··· Passage shown ···

Solved: Re: Comparing ‘sets’ in two data sets using SAS

haydn89 · Posted 09-01-2017 08:17 PM

I want to compare sets (that is the mathematical notion of a set and not the SAS statement) in two different data sets to determine which identifiers are not unique.

For example, consider the two data sets below: data ‘common’ and data ‘address’. Data common groups identifiers that have some arbitrary variables in common (for example, they might have exactly the same income with a very high level of precision). Data ‘common’ looks like the table below, and you would interpret that id ‘A’ and id ‘B’ share the same variable (e.g. income) in common.

···

◆ Work to complete:
- 1) Decide whether each statement agrees with the forum post, answering yes or no and quoting the exact words from the post that settle it: (a) the post uses "set" in the sense of the SAS statement; (b) the aim is to find which identifiers are not unique; (c) in data 'common', id 'A' and id 'B' share the same variable.
- 2) Please duplicate the forum post from "I want to compare" to "are not unique.".
The lines placed after this are separate material.

··· Material supplied ···

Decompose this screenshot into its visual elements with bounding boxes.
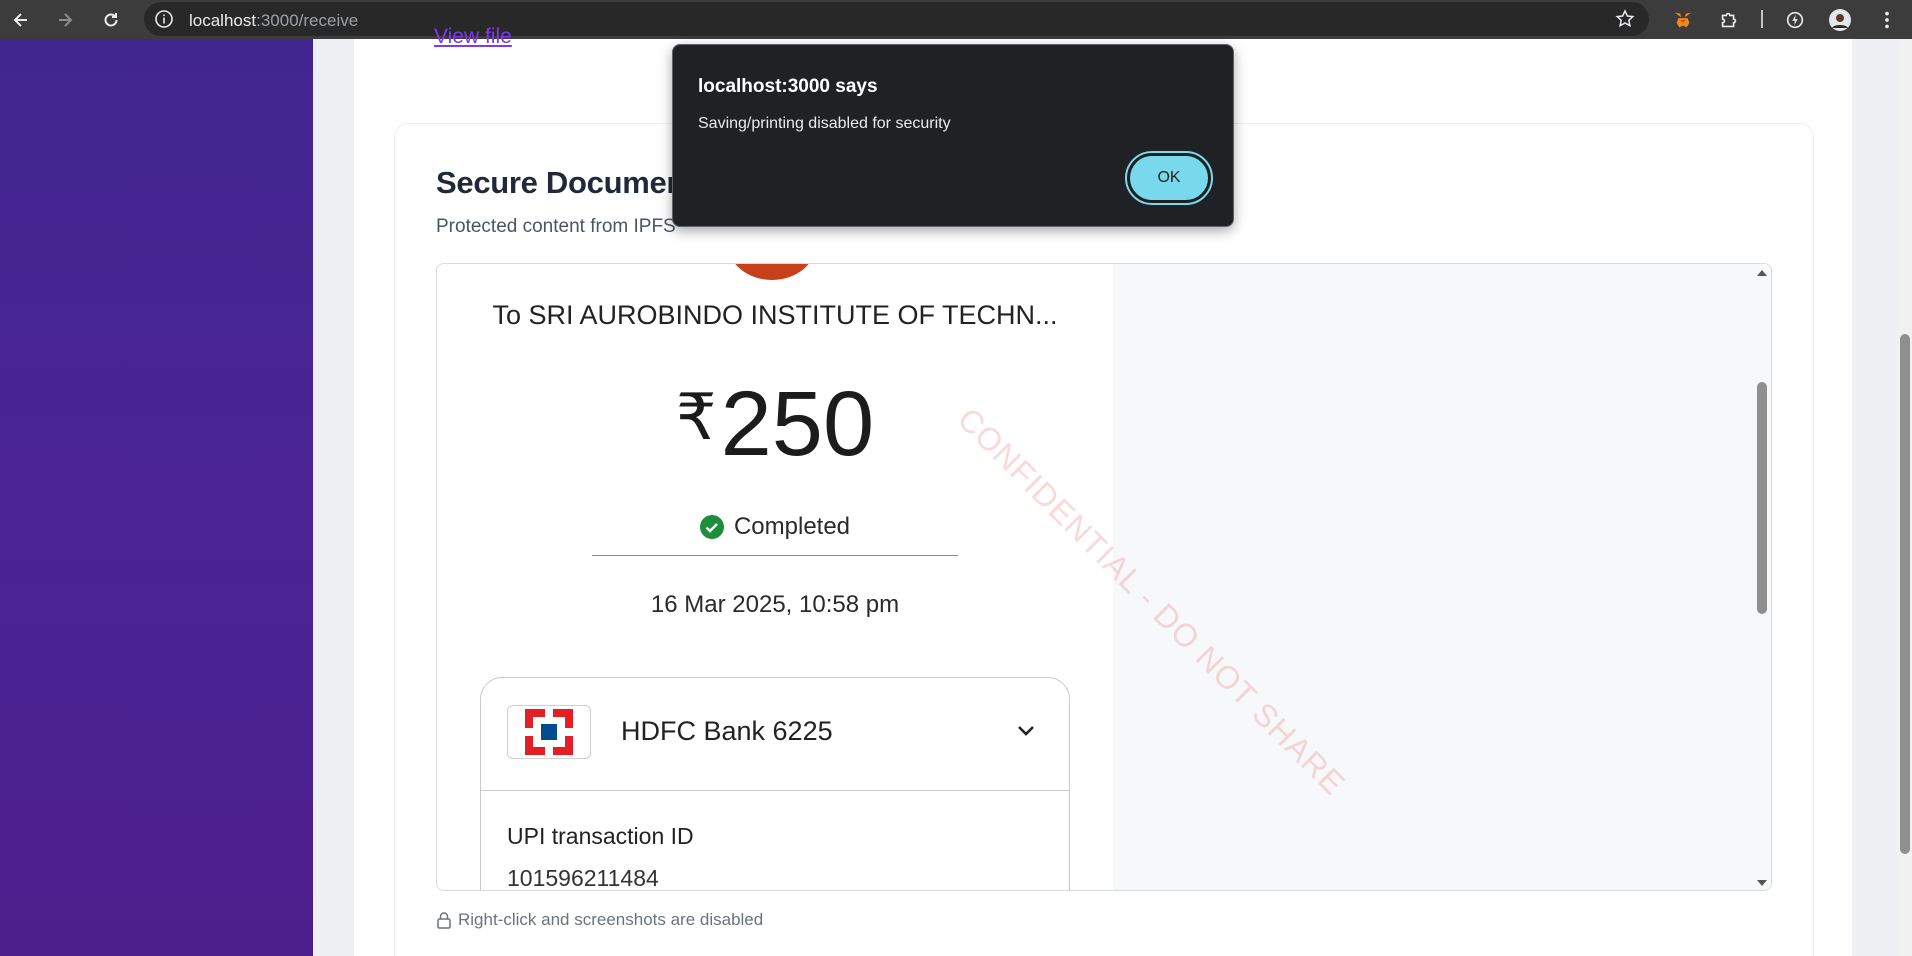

···
··· Material supplied ···

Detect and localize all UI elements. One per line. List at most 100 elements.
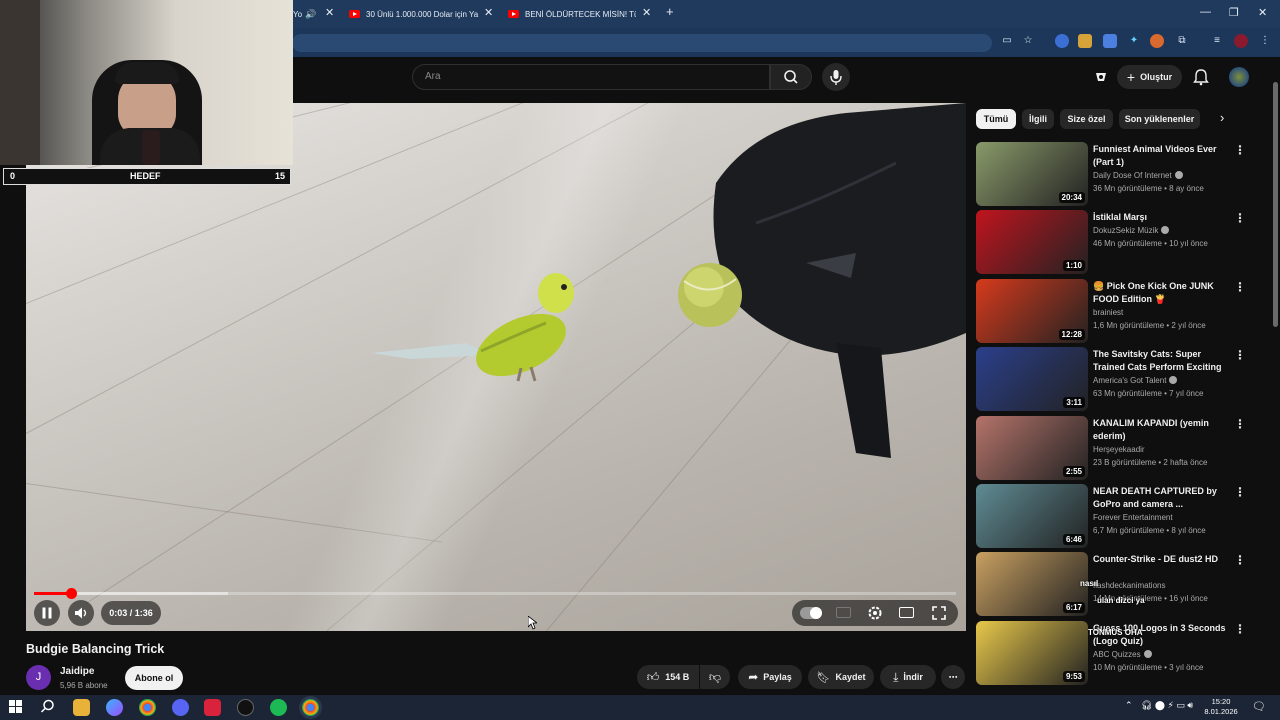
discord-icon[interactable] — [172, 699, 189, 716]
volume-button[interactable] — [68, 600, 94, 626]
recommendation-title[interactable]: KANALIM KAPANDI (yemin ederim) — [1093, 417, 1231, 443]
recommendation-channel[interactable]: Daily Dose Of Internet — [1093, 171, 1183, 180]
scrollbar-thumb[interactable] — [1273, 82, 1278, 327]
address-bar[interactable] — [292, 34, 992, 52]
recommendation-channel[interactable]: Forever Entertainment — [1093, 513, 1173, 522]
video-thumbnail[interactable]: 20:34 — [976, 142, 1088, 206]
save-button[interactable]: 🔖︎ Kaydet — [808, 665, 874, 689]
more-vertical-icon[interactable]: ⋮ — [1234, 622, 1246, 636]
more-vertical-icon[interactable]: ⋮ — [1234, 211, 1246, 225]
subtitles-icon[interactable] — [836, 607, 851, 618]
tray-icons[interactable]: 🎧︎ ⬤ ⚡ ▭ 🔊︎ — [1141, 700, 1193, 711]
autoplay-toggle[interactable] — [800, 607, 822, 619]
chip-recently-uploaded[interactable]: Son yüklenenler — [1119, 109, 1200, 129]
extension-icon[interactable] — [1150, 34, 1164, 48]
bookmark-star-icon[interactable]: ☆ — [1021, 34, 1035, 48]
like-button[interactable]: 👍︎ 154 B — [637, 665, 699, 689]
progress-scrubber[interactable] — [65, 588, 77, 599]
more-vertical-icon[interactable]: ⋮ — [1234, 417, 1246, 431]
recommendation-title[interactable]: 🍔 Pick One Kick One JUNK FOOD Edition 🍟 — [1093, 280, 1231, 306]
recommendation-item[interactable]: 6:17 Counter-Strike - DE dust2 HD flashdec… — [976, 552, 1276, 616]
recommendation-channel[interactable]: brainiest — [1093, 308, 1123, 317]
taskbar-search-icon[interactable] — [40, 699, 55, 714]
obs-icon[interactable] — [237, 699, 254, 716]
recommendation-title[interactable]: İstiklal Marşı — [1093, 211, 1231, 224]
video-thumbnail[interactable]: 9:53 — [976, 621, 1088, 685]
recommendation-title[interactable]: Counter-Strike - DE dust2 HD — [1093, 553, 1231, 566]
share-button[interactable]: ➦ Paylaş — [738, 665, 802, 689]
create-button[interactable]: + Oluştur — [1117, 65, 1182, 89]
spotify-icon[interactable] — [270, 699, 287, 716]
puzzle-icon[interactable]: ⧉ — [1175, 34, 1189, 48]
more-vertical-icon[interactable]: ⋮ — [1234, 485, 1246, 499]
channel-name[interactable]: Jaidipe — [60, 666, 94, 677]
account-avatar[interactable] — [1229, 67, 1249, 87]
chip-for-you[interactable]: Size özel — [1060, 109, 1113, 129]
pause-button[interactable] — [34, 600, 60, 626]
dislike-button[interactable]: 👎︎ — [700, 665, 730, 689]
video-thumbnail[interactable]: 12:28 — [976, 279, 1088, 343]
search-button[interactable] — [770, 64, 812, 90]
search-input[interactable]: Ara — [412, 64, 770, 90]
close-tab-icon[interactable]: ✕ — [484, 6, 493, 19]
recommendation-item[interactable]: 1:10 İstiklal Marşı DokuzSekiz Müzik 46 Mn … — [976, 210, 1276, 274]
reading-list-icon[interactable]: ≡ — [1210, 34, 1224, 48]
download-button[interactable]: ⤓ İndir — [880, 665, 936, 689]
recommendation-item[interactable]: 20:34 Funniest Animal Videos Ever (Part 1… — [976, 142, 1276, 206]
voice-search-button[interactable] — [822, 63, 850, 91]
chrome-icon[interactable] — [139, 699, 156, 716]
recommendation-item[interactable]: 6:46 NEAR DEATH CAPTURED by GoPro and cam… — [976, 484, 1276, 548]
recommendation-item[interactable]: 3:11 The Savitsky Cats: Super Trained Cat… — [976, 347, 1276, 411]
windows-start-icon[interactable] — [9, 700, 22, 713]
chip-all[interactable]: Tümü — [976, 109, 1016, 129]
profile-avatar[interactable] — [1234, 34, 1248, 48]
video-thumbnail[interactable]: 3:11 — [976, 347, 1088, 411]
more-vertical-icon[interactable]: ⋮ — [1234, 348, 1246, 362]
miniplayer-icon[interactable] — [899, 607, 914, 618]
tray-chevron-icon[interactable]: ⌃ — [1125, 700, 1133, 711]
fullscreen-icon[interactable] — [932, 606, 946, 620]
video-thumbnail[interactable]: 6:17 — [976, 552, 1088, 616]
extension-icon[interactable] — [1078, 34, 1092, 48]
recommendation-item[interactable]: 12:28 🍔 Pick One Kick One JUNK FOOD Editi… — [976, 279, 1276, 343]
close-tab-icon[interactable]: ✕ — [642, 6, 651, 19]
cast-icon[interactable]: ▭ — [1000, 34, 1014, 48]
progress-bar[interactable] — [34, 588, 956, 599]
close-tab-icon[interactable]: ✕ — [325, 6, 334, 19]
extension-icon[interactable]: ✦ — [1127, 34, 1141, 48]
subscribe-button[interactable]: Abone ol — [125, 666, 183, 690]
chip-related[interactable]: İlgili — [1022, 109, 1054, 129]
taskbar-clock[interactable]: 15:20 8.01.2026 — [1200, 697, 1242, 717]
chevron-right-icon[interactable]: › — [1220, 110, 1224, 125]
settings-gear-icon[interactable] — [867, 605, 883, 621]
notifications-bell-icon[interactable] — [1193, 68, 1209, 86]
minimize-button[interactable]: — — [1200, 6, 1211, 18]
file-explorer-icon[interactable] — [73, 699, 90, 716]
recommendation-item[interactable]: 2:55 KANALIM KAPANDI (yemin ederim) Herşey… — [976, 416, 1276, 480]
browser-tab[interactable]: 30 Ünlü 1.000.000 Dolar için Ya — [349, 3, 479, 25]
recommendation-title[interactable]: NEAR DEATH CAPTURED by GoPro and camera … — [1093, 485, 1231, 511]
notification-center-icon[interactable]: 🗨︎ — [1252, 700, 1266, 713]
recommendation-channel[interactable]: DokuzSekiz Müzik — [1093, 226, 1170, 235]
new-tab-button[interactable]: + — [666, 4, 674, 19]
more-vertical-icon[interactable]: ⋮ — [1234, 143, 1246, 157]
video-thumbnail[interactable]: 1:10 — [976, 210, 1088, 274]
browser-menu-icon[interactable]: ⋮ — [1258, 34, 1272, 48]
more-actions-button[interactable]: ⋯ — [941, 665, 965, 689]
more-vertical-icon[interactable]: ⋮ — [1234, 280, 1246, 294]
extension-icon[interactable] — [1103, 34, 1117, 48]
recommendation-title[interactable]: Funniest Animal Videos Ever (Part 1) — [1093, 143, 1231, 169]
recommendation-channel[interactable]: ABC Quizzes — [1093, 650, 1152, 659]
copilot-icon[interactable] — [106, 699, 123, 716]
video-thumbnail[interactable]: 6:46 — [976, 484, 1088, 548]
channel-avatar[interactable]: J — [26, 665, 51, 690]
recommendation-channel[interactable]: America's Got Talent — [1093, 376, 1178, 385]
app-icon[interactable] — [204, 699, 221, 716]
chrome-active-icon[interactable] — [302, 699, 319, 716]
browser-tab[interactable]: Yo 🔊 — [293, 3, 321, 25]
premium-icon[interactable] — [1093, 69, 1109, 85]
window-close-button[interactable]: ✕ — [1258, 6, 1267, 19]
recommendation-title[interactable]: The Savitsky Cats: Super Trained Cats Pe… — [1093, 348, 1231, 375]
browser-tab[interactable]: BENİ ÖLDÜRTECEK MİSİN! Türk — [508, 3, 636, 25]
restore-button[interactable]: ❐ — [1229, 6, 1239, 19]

···

◆ Solution set:
- 1)
(a) No: "that is the mathematical notion of a set and not the SAS statement"
(b) Yes: "to determine which identifiers are not unique"
(c) Yes: "you would interpret that id ‘A’ and id ‘B’ share the same variable (e.g. income) in common"

- 2)
I want to compare sets (that is the mathematical notion of a set and not the SAS statement) in two different data sets to determine which identifiers are not unique.